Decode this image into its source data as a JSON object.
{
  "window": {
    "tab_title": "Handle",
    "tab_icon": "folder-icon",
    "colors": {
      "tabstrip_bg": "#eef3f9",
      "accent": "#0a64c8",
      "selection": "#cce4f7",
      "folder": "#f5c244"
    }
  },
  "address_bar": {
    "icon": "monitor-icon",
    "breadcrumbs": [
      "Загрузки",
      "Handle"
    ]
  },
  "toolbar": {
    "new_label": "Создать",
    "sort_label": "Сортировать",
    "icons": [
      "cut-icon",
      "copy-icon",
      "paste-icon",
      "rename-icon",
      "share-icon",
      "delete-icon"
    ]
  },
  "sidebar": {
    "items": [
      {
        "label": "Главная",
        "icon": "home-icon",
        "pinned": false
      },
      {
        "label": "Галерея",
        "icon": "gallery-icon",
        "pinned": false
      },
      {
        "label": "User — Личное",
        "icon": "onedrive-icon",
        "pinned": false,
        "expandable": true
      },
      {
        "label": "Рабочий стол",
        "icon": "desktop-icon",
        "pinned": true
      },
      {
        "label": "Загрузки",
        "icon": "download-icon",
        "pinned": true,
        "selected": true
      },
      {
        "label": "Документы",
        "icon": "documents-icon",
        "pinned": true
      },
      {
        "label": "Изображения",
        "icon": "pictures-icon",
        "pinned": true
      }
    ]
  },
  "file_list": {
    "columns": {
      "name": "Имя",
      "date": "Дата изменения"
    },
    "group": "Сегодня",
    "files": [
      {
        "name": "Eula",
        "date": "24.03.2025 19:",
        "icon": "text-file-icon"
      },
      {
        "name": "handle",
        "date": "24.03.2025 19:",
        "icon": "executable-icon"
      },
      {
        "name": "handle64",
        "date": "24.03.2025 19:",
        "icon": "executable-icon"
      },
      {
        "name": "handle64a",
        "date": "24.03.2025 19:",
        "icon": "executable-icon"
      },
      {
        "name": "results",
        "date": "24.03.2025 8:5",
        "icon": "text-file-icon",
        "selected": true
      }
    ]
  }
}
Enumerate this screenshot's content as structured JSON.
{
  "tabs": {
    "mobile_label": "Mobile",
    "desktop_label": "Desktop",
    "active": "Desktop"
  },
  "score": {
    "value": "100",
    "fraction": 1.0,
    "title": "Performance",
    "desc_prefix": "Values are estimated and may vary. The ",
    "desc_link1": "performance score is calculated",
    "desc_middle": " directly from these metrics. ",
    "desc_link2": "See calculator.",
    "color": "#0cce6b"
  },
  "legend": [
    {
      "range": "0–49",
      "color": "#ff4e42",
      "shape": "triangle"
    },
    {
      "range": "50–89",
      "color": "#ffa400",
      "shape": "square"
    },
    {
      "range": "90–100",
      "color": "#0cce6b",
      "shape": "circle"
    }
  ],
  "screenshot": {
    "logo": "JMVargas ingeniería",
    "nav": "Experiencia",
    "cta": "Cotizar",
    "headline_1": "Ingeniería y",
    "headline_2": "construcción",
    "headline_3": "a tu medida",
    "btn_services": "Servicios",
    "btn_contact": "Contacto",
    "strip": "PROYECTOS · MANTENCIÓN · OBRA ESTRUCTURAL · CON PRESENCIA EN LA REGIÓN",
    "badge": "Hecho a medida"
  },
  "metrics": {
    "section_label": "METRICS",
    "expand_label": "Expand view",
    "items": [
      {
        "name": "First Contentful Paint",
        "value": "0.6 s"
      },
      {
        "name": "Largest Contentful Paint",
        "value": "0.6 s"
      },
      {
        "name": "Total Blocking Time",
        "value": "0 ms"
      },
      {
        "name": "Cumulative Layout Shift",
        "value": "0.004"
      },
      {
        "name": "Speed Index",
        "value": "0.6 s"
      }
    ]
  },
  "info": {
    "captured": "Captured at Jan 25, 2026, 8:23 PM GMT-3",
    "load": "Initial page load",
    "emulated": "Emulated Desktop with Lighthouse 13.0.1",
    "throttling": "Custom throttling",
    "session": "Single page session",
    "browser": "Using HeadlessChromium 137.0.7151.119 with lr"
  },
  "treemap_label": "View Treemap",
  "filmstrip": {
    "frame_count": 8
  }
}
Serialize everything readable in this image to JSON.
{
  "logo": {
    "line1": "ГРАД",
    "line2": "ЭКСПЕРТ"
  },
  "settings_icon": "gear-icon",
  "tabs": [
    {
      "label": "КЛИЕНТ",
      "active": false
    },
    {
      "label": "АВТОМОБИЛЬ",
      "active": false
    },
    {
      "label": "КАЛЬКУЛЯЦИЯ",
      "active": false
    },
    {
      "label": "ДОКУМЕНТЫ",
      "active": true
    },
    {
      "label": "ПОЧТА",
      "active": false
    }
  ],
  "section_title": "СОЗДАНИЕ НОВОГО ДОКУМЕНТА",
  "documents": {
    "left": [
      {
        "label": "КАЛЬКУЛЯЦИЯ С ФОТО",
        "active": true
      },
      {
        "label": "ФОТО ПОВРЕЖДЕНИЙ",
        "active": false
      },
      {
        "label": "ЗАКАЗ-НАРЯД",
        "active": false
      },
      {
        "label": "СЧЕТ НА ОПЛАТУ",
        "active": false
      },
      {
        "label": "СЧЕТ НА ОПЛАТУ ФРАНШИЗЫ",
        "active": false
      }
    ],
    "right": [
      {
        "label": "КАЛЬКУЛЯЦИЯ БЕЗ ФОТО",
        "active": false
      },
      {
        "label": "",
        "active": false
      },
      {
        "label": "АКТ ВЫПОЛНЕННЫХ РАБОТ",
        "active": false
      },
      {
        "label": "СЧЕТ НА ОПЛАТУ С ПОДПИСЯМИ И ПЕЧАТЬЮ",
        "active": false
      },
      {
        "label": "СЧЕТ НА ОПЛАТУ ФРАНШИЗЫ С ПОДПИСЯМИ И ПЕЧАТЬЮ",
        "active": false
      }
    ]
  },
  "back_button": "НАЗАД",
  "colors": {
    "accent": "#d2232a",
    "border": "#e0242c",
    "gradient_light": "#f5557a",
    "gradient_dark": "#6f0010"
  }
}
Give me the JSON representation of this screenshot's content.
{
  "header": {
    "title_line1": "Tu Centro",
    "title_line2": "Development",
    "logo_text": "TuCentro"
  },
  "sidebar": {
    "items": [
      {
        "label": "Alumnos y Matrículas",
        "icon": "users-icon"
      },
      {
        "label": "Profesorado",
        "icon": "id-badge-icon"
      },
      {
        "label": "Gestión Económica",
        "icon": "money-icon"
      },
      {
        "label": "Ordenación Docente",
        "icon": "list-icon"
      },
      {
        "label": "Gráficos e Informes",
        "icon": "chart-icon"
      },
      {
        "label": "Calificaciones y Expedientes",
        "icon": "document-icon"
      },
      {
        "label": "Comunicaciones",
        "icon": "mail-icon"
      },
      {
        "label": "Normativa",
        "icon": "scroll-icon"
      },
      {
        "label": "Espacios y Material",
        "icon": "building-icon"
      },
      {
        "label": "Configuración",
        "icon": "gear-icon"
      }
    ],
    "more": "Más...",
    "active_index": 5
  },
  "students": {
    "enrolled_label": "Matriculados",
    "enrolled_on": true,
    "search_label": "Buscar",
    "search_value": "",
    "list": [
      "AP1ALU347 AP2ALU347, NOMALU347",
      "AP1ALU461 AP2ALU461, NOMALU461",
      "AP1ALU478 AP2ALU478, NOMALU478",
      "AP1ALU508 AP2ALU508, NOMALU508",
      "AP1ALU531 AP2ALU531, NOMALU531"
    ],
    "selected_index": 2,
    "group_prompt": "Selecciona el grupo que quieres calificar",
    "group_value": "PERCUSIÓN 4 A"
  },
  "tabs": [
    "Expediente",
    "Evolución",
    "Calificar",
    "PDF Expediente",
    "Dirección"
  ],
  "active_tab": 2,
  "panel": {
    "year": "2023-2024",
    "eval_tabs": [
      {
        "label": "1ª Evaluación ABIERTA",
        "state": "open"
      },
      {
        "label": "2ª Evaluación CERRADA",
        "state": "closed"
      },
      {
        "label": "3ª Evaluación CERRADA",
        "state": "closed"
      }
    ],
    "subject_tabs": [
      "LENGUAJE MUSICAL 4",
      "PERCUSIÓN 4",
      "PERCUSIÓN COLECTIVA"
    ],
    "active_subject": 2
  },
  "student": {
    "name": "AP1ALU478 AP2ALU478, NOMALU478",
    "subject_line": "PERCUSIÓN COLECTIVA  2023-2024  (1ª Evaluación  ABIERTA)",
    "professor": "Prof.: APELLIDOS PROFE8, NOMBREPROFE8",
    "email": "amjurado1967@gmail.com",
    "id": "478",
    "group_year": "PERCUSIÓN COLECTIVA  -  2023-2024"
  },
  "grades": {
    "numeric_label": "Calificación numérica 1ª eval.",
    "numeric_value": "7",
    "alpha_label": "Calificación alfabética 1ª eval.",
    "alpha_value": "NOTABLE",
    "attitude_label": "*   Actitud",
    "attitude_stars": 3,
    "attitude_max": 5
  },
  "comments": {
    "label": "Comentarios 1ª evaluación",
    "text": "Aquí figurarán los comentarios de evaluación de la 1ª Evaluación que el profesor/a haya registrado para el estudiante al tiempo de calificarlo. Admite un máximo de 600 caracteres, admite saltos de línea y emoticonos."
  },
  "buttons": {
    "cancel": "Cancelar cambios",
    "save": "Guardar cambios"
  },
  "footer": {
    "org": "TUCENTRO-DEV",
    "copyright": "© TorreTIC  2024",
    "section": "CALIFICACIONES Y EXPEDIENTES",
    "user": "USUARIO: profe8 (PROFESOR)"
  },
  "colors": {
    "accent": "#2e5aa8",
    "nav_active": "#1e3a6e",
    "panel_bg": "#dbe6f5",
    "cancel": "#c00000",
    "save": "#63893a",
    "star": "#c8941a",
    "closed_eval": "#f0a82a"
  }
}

++++++

Do this: Count up every line above that has the word "score" in it; answer with the number alone.

Expected output: 2